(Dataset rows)
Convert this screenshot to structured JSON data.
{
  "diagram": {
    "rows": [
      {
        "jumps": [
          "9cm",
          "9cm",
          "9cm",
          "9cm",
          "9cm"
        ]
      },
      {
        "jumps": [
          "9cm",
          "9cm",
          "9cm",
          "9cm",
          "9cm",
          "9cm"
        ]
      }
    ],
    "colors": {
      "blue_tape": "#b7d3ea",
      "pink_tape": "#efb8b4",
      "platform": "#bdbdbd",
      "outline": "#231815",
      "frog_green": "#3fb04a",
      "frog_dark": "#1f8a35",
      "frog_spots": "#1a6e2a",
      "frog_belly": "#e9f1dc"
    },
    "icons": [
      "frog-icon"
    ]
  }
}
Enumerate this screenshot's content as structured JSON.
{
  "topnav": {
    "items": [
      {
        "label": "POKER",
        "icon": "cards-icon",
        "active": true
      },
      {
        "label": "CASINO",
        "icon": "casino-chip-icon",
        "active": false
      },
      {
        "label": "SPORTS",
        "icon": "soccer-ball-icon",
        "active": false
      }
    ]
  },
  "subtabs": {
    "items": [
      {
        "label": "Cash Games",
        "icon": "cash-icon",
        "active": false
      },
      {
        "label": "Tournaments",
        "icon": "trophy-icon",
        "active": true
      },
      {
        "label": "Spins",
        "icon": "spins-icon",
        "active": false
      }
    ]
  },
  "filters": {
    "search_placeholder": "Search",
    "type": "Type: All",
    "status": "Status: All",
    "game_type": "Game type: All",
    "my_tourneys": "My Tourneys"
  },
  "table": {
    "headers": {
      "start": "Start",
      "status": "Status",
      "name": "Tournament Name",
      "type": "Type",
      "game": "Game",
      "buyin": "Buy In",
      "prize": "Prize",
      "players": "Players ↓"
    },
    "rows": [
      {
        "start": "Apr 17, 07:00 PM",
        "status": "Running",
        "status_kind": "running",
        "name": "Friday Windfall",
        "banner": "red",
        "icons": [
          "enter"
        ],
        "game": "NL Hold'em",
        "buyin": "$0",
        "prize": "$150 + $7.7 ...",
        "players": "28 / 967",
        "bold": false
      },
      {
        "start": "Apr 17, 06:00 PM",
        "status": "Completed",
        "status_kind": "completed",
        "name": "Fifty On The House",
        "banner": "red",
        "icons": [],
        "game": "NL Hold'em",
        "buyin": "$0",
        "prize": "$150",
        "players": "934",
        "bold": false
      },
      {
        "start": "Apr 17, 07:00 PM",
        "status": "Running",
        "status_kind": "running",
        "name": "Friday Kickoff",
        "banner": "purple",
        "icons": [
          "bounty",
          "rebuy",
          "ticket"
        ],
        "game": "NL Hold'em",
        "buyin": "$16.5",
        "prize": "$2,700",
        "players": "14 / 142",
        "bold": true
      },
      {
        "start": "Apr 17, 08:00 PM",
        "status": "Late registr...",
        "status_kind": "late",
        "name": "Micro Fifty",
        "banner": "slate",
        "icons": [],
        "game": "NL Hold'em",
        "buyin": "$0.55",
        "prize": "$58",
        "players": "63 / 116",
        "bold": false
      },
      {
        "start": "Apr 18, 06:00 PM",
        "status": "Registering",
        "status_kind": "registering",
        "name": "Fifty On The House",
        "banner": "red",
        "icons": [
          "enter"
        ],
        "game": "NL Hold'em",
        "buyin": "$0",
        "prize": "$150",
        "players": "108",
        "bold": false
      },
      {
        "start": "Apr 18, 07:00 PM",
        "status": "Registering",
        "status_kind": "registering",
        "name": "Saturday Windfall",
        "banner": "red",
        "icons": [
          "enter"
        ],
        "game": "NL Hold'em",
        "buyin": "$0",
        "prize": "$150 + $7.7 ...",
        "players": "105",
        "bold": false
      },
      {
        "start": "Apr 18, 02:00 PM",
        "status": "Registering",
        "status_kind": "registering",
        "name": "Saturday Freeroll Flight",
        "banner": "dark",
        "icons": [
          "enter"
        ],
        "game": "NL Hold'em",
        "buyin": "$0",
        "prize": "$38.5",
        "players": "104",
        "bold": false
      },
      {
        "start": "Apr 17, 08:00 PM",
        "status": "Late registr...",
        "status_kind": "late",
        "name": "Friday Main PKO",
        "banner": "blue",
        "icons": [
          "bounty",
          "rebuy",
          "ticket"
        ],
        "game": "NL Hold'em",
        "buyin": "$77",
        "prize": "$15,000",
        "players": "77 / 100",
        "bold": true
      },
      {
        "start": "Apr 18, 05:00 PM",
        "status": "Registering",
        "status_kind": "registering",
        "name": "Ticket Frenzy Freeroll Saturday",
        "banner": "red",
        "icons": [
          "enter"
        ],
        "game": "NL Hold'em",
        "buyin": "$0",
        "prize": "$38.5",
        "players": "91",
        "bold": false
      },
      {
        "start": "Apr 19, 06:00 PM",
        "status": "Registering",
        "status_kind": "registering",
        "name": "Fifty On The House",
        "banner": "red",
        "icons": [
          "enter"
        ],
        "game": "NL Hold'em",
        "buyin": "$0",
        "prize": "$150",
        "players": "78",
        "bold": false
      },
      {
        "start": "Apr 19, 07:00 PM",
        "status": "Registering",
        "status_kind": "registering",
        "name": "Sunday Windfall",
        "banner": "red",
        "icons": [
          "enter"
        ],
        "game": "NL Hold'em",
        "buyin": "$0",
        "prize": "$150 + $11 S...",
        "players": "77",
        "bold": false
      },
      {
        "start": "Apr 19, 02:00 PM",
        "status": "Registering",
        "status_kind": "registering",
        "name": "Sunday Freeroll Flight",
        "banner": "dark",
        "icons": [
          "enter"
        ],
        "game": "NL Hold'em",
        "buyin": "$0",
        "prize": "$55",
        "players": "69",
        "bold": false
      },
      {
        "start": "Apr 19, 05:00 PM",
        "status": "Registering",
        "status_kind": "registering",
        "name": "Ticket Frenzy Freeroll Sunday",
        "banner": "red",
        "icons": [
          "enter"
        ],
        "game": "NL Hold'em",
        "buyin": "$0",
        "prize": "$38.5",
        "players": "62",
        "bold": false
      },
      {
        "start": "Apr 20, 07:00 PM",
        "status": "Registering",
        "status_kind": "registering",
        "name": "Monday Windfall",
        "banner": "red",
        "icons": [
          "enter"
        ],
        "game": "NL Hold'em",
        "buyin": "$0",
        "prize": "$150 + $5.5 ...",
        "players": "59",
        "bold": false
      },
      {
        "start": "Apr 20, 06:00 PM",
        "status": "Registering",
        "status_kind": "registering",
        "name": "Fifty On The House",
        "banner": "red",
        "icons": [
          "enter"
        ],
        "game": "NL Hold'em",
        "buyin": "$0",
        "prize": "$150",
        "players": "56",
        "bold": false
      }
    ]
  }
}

**Task brief**
Working from the material above, retype it in its entirety without change.

**Reply to the exercise**
Convert this screenshot to structured JSON data.
{
  "diagram": {
    "rows": [
      {
        "jumps": [
          "9cm",
          "9cm",
          "9cm",
          "9cm",
          "9cm"
        ]
      },
      {
        "jumps": [
          "9cm",
          "9cm",
          "9cm",
          "9cm",
          "9cm",
          "9cm"
        ]
      }
    ],
    "colors": {
      "blue_tape": "#b7d3ea",
      "pink_tape": "#efb8b4",
      "platform": "#bdbdbd",
      "outline": "#231815",
      "frog_green": "#3fb04a",
      "frog_dark": "#1f8a35",
      "frog_spots": "#1a6e2a",
      "frog_belly": "#e9f1dc"
    },
    "icons": [
      "frog-icon"
    ]
  }
}
Enumerate this screenshot's content as structured JSON.
{
  "topnav": {
    "items": [
      {
        "label": "POKER",
        "icon": "cards-icon",
        "active": true
      },
      {
        "label": "CASINO",
        "icon": "casino-chip-icon",
        "active": false
      },
      {
        "label": "SPORTS",
        "icon": "soccer-ball-icon",
        "active": false
      }
    ]
  },
  "subtabs": {
    "items": [
      {
        "label": "Cash Games",
        "icon": "cash-icon",
        "active": false
      },
      {
        "label": "Tournaments",
        "icon": "trophy-icon",
        "active": true
      },
      {
        "label": "Spins",
        "icon": "spins-icon",
        "active": false
      }
    ]
  },
  "filters": {
    "search_placeholder": "Search",
    "type": "Type: All",
    "status": "Status: All",
    "game_type": "Game type: All",
    "my_tourneys": "My Tourneys"
  },
  "table": {
    "headers": {
      "start": "Start",
      "status": "Status",
      "name": "Tournament Name",
      "type": "Type",
      "game": "Game",
      "buyin": "Buy In",
      "prize": "Prize",
      "players": "Players ↓"
    },
    "rows": [
      {
        "start": "Apr 17, 07:00 PM",
        "status": "Running",
        "status_kind": "running",
        "name": "Friday Windfall",
        "banner": "red",
        "icons": [
          "enter"
        ],
        "game": "NL Hold'em",
        "buyin": "$0",
        "prize": "$150 + $7.7 ...",
        "players": "28 / 967",
        "bold": false
      },
      {
        "start": "Apr 17, 06:00 PM",
        "status": "Completed",
        "status_kind": "completed",
        "name": "Fifty On The House",
        "banner": "red",
        "icons": [],
        "game": "NL Hold'em",
        "buyin": "$0",
        "prize": "$150",
        "players": "934",
        "bold": false
      },
      {
        "start": "Apr 17, 07:00 PM",
        "status": "Running",
        "status_kind": "running",
        "name": "Friday Kickoff",
        "banner": "purple",
        "icons": [
          "bounty",
          "rebuy",
          "ticket"
        ],
        "game": "NL Hold'em",
        "buyin": "$16.5",
        "prize": "$2,700",
        "players": "14 / 142",
        "bold": true
      },
      {
        "start": "Apr 17, 08:00 PM",
        "status": "Late registr...",
        "status_kind": "late",
        "name": "Micro Fifty",
        "banner": "slate",
        "icons": [],
        "game": "NL Hold'em",
        "buyin": "$0.55",
        "prize": "$58",
        "players": "63 / 116",
        "bold": false
      },
      {
        "start": "Apr 18, 06:00 PM",
        "status": "Registering",
        "status_kind": "registering",
        "name": "Fifty On The House",
        "banner": "red",
        "icons": [
          "enter"
        ],
        "game": "NL Hold'em",
        "buyin": "$0",
        "prize": "$150",
        "players": "108",
        "bold": false
      },
      {
        "start": "Apr 18, 07:00 PM",
        "status": "Registering",
        "status_kind": "registering",
        "name": "Saturday Windfall",
        "banner": "red",
        "icons": [
          "enter"
        ],
        "game": "NL Hold'em",
        "buyin": "$0",
        "prize": "$150 + $7.7 ...",
        "players": "105",
        "bold": false
      },
      {
        "start": "Apr 18, 02:00 PM",
        "status": "Registering",
        "status_kind": "registering",
        "name": "Saturday Freeroll Flight",
        "banner": "dark",
        "icons": [
          "enter"
        ],
        "game": "NL Hold'em",
        "buyin": "$0",
        "prize": "$38.5",
        "players": "104",
        "bold": false
      },
      {
        "start": "Apr 17, 08:00 PM",
        "status": "Late registr...",
        "status_kind": "late",
        "name": "Friday Main PKO",
        "banner": "blue",
        "icons": [
          "bounty",
          "rebuy",
          "ticket"
        ],
        "game": "NL Hold'em",
        "buyin": "$77",
        "prize": "$15,000",
        "players": "77 / 100",
        "bold": true
      },
      {
        "start": "Apr 18, 05:00 PM",
        "status": "Registering",
        "status_kind": "registering",
        "name": "Ticket Frenzy Freeroll Saturday",
        "banner": "red",
        "icons": [
          "enter"
        ],
        "game": "NL Hold'em",
        "buyin": "$0",
        "prize": "$38.5",
        "players": "91",
        "bold": false
      },
      {
        "start": "Apr 19, 06:00 PM",
        "status": "Registering",
        "status_kind": "registering",
        "name": "Fifty On The House",
        "banner": "red",
        "icons": [
          "enter"
        ],
        "game": "NL Hold'em",
        "buyin": "$0",
        "prize": "$150",
        "players": "78",
        "bold": false
      },
      {
        "start": "Apr 19, 07:00 PM",
        "status": "Registering",
        "status_kind": "registering",
        "name": "Sunday Windfall",
        "banner": "red",
        "icons": [
          "enter"
        ],
        "game": "NL Hold'em",
        "buyin": "$0",
        "prize": "$150 + $11 S...",
        "players": "77",
        "bold": false
      },
      {
        "start": "Apr 19, 02:00 PM",
        "status": "Registering",
        "status_kind": "registering",
        "name": "Sunday Freeroll Flight",
        "banner": "dark",
        "icons": [
          "enter"
        ],
        "game": "NL Hold'em",
        "buyin": "$0",
        "prize": "$55",
        "players": "69",
        "bold": false
      },
      {
        "start": "Apr 19, 05:00 PM",
        "status": "Registering",
        "status_kind": "registering",
        "name": "Ticket Frenzy Freeroll Sunday",
        "banner": "red",
        "icons": [
          "enter"
        ],
        "game": "NL Hold'em",
        "buyin": "$0",
        "prize": "$38.5",
        "players": "62",
        "bold": false
      },
      {
        "start": "Apr 20, 07:00 PM",
        "status": "Registering",
        "status_kind": "registering",
        "name": "Monday Windfall",
        "banner": "red",
        "icons": [
          "enter"
        ],
        "game": "NL Hold'em",
        "buyin": "$0",
        "prize": "$150 + $5.5 ...",
        "players": "59",
        "bold": false
      },
      {
        "start": "Apr 20, 06:00 PM",
        "status": "Registering",
        "status_kind": "registering",
        "name": "Fifty On The House",
        "banner": "red",
        "icons": [
          "enter"
        ],
        "game": "NL Hold'em",
        "buyin": "$0",
        "prize": "$150",
        "players": "56",
        "bold": false
      }
    ]
  }
}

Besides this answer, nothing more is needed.